READING PASSAGE:
☆ ☆ ☆ ☆

The current study included opioid-naive patients, who were defined as those who did not fill an opioid prescription in the 6 months before their procedures, who underwent outpatient shoulder or knee surgery at the Pan Am Clinic in Winnipeg between January 2013 and December 2018 (a preintervention cohort of 8244 patients) and between July 2020 and March 2022 (a postintervention cohort of 2205 patients).
Before implementation of the opioid-sparing protocol, the surgeons at the Pan Am Clinic had been prescribing varying dosages, durations, and combinations of acetaminophen, ibuprofen, and various opioids, according to their preferences, Woodmass explained.
In the new protocol, patients were instructed to take acetaminophen and ibuprofen around the clock for the first 5 days after their surgery and to take tramadol only if they experienced intolerable breakthrough pain.
“We chose tramadol because nobody was really using it in the province before this study, so we were able to use it as a marker of protocol compliance,” said Woodmass. Patients also received a pamphlet that educated them about the risks of opioids and the effectiveness of nonopioid analgesics.

☆ ☆ ☆ ☆

DATASET CONTENT:

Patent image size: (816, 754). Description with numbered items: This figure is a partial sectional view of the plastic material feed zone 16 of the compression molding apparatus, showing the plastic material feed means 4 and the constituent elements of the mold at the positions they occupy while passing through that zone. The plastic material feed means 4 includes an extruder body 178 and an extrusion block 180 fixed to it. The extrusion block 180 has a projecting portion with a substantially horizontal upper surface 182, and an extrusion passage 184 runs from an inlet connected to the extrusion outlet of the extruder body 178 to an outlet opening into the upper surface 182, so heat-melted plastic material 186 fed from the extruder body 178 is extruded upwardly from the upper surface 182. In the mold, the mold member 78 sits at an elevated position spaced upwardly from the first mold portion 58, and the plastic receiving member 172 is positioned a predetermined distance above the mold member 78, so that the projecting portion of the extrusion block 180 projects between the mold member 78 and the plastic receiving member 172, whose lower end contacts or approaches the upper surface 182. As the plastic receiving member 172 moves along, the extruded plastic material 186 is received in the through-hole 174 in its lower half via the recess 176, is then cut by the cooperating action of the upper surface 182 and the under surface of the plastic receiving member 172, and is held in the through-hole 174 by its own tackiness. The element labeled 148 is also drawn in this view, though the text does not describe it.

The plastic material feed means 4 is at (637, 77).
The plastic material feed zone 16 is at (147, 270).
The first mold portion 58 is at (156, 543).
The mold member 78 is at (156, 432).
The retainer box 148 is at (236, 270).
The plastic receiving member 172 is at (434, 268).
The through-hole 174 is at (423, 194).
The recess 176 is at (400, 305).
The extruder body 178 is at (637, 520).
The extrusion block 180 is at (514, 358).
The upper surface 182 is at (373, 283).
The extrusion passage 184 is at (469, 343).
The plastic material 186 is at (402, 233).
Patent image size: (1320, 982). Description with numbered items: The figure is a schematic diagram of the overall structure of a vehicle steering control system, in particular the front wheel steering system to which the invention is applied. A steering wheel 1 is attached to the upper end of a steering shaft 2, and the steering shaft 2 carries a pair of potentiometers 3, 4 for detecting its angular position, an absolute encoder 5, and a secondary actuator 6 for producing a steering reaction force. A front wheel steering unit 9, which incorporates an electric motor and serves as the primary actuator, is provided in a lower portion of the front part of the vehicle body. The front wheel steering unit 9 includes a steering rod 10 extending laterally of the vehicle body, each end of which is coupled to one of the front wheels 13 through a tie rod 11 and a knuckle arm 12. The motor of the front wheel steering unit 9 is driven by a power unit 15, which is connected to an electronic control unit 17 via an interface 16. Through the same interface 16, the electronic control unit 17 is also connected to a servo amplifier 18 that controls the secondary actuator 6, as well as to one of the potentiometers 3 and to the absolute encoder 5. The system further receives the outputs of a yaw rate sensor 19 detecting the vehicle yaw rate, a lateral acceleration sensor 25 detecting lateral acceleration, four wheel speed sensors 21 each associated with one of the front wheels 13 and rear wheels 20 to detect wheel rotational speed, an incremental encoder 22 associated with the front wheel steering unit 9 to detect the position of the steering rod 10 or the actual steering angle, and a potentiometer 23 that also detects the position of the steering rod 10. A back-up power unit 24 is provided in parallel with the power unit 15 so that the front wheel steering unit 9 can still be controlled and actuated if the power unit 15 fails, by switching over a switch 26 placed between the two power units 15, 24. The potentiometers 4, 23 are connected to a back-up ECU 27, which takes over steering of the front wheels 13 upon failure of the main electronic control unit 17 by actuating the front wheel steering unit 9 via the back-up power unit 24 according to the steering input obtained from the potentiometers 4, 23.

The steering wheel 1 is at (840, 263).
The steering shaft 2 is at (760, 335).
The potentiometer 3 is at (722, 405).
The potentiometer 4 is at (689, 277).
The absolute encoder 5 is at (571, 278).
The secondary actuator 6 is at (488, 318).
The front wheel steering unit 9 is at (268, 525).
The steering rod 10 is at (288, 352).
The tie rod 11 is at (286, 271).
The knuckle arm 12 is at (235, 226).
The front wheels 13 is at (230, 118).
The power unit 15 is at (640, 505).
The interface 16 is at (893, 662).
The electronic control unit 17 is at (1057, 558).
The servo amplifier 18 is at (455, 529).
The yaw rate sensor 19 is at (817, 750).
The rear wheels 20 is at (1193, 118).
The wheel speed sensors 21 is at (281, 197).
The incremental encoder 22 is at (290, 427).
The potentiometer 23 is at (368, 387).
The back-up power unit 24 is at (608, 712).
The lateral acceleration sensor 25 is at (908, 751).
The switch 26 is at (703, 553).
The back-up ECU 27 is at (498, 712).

☆ ☆ ☆ ☆

TO DO:
- a) Answer these questions from the passage on the opioid-sparing protocol:
(i) How many patients were in the postintervention cohort?
(ii) For how many days after surgery were patients told to take acetaminophen and ibuprofen around the clock?
(iii) What did patients receive to educate them about the risks of opioids?
- b) Reproduce part of the passage on the opioid-sparing protocol word for word. Begin at the words "In the new protocol, patients" and stop after "intolerable breakthrough pain.".
- c) Resume the passage on the opioid-sparing protocol, picking up after its final sentence.

ANSWER SECTION:
- a)
(i) 2205 patients.
(ii) The first 5 days.
(iii) A pamphlet.

- b)
In the new protocol, patients were instructed to take acetaminophen and ibuprofen around the clock for the first 5 days after their surgery and to take tramadol only if they experienced intolerable breakthrough pain.

- c)
The study’s two outcomes were total morphine milligram equivalents (MME) dispensed from the date of surgery until 270 days after surgery and chronic postoperative opioid use, which was defined as filling an opioid prescription between 181 and 270 days after surgery.
After implementation of the protocol, the average MME dispensed per patient decreased by 18%. The proportion of patients continuing to fill prescriptions for opioids beyond 180 days after surgery decreased from 4.8% to 2.6%, for a relative risk reduction of 43.8%.
In addition, patients in the postintervention group remained about half as likely to continue filling opioid prescriptions 6 months after surgery as those in the preintervention group.
Setting Patients’ Expectations

Telling patients to expect pain after their surgery can be helpful, said Edward Percy, MD, a cardiac surgeon at Vancouver General Hospital in Vancouver. “I agree that setting the expectation for some postprocedural discomfort is beneficial. Certainly, the use of a multimodal strategy with acetaminophen and ibuprofen at regular intervals can go a long way to preventing the overuse of opioids for breakthrough pain. This is a great study to prove the benefits of establishing educational interventions for patients and providers,” Percy said.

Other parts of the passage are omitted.